WHAT THIS TASK INVOLVES:
Pick out every line holding the string "Emissions" and copy it.

....................

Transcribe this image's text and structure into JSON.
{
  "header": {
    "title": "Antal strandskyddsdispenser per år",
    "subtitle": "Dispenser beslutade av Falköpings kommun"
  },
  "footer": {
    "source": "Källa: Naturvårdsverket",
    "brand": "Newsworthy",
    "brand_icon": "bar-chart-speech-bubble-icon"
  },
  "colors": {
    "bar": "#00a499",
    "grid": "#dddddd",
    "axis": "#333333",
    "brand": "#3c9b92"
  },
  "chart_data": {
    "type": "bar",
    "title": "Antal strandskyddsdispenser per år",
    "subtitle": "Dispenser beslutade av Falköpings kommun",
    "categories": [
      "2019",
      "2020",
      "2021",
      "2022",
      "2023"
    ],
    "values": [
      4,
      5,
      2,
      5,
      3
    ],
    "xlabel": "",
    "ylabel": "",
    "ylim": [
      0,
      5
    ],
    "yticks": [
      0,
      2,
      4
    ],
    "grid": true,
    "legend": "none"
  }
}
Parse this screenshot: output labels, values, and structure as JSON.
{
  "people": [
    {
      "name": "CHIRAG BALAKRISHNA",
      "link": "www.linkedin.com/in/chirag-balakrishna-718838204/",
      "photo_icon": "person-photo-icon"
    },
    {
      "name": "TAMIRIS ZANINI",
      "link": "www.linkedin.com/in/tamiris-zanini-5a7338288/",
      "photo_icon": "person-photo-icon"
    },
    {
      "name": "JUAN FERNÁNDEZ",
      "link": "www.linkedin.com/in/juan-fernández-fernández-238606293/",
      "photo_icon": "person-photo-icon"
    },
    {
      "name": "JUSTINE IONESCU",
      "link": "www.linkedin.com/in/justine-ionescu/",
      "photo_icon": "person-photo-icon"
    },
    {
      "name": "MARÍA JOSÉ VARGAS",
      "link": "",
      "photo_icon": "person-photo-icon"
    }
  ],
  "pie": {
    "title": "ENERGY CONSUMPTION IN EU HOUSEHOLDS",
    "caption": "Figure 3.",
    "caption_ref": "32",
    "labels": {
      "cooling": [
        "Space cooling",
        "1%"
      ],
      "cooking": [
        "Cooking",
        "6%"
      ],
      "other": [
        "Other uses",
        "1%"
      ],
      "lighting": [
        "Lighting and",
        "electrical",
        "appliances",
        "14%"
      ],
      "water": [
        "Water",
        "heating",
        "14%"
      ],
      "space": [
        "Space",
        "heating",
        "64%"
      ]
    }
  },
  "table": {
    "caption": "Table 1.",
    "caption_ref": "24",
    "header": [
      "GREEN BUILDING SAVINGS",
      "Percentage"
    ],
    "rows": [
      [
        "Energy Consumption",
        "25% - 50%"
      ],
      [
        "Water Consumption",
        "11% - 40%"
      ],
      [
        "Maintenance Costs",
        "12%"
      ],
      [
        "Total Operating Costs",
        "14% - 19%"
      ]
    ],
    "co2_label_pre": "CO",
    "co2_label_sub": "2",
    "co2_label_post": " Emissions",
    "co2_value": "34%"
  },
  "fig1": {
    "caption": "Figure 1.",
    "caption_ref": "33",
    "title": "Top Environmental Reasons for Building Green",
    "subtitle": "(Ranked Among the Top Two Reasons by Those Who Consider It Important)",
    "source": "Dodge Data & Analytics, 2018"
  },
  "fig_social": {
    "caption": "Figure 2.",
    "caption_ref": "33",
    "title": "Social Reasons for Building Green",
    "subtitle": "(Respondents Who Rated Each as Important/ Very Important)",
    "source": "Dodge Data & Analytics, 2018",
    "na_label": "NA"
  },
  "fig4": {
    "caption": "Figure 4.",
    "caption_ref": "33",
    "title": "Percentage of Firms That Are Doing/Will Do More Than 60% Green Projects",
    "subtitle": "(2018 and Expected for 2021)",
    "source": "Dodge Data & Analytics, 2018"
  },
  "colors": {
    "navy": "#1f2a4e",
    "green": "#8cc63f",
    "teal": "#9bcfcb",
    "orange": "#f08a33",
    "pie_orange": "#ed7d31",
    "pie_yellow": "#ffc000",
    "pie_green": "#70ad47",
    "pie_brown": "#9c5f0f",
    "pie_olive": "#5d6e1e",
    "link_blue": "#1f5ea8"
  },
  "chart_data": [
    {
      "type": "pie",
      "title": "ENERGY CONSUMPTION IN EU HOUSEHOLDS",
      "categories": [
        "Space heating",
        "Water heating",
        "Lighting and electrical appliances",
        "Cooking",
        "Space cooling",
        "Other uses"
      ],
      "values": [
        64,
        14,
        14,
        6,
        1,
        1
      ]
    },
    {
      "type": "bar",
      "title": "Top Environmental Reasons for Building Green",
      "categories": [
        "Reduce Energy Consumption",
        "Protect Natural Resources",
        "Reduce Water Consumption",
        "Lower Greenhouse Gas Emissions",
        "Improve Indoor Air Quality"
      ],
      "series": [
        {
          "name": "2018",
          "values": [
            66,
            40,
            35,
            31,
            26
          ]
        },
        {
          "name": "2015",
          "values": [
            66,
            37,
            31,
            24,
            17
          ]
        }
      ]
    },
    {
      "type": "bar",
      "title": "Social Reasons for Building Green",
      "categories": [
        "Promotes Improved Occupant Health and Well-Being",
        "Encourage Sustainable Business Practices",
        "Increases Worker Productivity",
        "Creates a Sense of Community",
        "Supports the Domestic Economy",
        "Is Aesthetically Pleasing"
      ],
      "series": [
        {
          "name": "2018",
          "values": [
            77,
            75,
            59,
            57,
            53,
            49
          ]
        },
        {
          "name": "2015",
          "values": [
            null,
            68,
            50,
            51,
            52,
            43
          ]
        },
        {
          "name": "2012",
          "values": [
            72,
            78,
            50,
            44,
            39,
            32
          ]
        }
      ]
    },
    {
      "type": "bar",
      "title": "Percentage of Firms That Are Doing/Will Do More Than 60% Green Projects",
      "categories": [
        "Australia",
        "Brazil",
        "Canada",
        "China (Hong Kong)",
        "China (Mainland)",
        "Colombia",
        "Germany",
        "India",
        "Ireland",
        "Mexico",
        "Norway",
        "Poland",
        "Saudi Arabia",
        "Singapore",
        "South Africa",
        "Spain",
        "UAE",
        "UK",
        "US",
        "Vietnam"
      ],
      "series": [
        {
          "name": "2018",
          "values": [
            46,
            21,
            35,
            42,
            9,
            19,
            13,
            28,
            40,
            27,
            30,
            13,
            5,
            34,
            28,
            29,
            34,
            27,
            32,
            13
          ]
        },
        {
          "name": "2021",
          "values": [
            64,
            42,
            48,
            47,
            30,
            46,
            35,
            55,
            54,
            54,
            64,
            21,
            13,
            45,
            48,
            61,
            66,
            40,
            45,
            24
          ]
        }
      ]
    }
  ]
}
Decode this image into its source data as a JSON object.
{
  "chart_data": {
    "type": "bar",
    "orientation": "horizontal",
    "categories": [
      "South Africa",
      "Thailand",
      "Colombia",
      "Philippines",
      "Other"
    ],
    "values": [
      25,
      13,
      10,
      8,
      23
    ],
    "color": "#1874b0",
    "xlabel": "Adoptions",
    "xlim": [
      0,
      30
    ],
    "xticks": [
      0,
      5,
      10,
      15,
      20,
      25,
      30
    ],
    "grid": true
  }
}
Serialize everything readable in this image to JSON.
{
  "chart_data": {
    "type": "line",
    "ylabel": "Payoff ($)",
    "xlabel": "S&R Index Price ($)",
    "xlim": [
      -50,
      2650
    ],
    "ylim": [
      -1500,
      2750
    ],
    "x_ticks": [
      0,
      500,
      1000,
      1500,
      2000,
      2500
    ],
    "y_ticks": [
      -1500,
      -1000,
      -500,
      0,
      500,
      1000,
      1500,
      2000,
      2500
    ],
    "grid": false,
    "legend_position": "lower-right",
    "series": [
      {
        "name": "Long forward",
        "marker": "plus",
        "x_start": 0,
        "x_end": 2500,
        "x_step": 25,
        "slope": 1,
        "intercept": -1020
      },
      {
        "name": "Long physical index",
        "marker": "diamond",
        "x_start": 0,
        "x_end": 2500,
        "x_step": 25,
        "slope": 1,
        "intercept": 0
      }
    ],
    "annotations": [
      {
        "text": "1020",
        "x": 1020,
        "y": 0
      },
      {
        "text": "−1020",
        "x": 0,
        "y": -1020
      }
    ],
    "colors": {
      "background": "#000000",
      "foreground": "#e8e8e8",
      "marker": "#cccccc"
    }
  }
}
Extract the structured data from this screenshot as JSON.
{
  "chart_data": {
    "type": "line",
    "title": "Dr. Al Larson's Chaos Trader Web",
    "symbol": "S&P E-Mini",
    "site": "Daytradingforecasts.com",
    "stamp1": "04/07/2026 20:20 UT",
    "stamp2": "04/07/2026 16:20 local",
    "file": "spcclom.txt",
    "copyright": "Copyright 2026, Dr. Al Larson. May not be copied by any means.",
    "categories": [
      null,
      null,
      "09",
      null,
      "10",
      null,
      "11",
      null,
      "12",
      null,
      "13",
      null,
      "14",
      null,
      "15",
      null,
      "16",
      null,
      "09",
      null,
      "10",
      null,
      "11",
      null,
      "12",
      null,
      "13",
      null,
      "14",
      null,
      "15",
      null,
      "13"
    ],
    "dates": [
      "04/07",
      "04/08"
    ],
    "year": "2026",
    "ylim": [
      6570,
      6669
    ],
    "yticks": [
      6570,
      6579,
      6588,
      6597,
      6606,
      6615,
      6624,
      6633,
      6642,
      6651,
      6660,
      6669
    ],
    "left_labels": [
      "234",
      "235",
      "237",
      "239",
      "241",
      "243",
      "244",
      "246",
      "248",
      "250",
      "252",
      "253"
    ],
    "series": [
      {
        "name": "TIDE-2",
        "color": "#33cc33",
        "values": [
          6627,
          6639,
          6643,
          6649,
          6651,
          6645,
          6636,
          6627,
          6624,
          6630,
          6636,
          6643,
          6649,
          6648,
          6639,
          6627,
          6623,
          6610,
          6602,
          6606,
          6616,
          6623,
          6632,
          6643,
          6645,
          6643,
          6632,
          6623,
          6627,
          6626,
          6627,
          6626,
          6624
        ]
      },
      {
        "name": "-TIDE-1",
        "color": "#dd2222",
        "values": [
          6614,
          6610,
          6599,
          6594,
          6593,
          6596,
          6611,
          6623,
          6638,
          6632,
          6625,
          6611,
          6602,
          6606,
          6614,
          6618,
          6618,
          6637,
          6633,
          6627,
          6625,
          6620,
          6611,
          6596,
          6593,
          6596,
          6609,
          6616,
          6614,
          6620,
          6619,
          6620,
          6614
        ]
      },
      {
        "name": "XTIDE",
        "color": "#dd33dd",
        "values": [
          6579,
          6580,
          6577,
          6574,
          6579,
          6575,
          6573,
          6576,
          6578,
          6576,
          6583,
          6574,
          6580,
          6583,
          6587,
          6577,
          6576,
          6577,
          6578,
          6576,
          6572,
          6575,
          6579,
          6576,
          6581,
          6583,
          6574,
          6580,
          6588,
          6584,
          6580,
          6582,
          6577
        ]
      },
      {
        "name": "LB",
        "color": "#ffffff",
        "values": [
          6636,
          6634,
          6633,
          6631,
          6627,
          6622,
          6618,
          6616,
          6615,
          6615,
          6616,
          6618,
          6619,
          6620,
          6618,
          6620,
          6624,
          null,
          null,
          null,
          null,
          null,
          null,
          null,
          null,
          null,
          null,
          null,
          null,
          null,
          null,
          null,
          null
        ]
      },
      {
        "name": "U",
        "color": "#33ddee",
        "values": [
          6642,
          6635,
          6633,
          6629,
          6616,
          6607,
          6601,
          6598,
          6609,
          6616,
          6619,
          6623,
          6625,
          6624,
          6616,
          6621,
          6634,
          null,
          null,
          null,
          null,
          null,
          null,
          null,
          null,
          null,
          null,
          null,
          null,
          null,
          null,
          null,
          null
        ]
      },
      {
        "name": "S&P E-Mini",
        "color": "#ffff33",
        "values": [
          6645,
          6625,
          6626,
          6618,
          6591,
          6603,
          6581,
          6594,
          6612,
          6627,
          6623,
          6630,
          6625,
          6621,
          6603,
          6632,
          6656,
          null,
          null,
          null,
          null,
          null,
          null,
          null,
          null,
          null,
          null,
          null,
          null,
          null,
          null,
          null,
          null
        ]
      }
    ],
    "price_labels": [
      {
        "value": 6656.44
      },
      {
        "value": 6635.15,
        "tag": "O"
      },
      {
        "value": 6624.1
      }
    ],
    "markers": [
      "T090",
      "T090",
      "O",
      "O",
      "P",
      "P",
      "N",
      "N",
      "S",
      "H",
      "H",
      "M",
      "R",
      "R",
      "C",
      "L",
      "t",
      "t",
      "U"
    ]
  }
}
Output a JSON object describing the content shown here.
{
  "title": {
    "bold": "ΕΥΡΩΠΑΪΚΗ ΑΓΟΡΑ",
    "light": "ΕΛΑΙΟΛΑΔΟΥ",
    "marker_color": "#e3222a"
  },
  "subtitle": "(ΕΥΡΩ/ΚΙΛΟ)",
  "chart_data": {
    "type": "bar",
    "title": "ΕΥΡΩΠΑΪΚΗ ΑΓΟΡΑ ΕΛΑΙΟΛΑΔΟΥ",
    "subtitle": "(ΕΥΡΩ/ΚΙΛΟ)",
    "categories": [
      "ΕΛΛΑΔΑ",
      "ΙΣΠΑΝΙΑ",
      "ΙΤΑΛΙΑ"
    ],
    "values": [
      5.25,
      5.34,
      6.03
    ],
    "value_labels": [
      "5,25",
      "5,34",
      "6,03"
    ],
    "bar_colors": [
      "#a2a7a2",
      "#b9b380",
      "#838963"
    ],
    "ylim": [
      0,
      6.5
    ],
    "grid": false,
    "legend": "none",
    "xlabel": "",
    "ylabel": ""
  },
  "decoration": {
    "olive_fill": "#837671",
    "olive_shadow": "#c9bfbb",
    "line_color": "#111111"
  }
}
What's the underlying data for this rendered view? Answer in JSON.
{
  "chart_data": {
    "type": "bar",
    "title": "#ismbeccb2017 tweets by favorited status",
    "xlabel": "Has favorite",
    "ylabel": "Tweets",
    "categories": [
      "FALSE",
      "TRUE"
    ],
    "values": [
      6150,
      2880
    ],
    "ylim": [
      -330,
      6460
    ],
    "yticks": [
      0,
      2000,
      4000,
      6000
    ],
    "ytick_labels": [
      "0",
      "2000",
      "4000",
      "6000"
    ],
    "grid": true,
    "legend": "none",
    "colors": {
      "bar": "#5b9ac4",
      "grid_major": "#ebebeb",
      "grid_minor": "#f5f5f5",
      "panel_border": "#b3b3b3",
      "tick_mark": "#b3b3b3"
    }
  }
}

....................

TASK OUTPUT:
    "co2_label_post": " Emissions",
        "Lower Greenhouse Gas Emissions",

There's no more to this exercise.